### INSTRUCTION
Write out the records beneath this line exactly as they appear, minus any images.
** Begin **
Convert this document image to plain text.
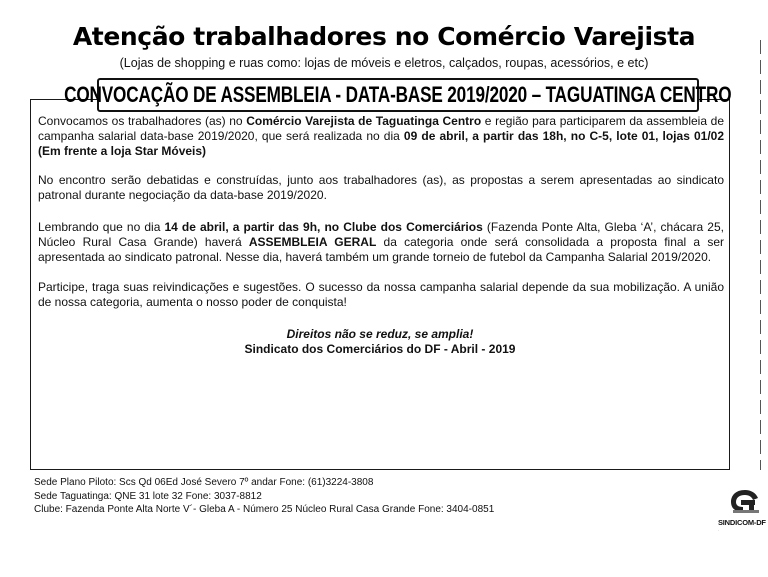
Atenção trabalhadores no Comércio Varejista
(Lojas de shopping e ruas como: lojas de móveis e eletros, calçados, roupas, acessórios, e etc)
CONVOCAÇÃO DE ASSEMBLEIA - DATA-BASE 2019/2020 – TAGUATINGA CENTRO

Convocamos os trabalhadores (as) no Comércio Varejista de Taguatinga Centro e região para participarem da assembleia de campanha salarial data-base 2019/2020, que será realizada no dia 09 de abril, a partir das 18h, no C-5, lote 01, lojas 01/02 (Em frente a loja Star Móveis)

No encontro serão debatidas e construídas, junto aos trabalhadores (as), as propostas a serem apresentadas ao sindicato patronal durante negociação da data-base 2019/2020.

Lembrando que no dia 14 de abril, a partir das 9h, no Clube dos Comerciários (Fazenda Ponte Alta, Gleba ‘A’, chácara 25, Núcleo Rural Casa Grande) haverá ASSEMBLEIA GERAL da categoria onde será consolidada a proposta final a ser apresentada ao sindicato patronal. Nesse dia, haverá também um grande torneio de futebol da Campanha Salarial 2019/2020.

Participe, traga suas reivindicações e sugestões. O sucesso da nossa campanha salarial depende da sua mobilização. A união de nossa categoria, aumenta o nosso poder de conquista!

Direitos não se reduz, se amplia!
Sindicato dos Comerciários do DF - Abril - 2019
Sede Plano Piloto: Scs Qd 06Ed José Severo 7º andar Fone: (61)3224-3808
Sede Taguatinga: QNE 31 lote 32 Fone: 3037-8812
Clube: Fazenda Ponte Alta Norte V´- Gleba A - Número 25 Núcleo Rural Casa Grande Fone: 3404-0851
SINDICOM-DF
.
** End **
### THE RESULT
Convert this document image to plain text.
Atenção trabalhadores no Comércio Varejista
(Lojas de shopping e ruas como: lojas de móveis e eletros, calçados, roupas, acessórios, e etc)
CONVOCAÇÃO DE ASSEMBLEIA - DATA-BASE 2019/2020 – TAGUATINGA CENTRO

Convocamos os trabalhadores (as) no Comércio Varejista de Taguatinga Centro e região para participarem da assembleia de campanha salarial data-base 2019/2020, que será realizada no dia 09 de abril, a partir das 18h, no C-5, lote 01, lojas 01/02 (Em frente a loja Star Móveis)

No encontro serão debatidas e construídas, junto aos trabalhadores (as), as propostas a serem apresentadas ao sindicato patronal durante negociação da data-base 2019/2020.

Lembrando que no dia 14 de abril, a partir das 9h, no Clube dos Comerciários (Fazenda Ponte Alta, Gleba ‘A’, chácara 25, Núcleo Rural Casa Grande) haverá ASSEMBLEIA GERAL da categoria onde será consolidada a proposta final a ser apresentada ao sindicato patronal. Nesse dia, haverá também um grande torneio de futebol da Campanha Salarial 2019/2020.

Participe, traga suas reivindicações e sugestões. O sucesso da nossa campanha salarial depende da sua mobilização. A união de nossa categoria, aumenta o nosso poder de conquista!

Direitos não se reduz, se amplia!
Sindicato dos Comerciários do DF - Abril - 2019
Sede Plano Piloto: Scs Qd 06Ed José Severo 7º andar Fone: (61)3224-3808
Sede Taguatinga: QNE 31 lote 32 Fone: 3037-8812
Clube: Fazenda Ponte Alta Norte V´- Gleba A - Número 25 Núcleo Rural Casa Grande Fone: 3404-0851
SINDICOM-DF
.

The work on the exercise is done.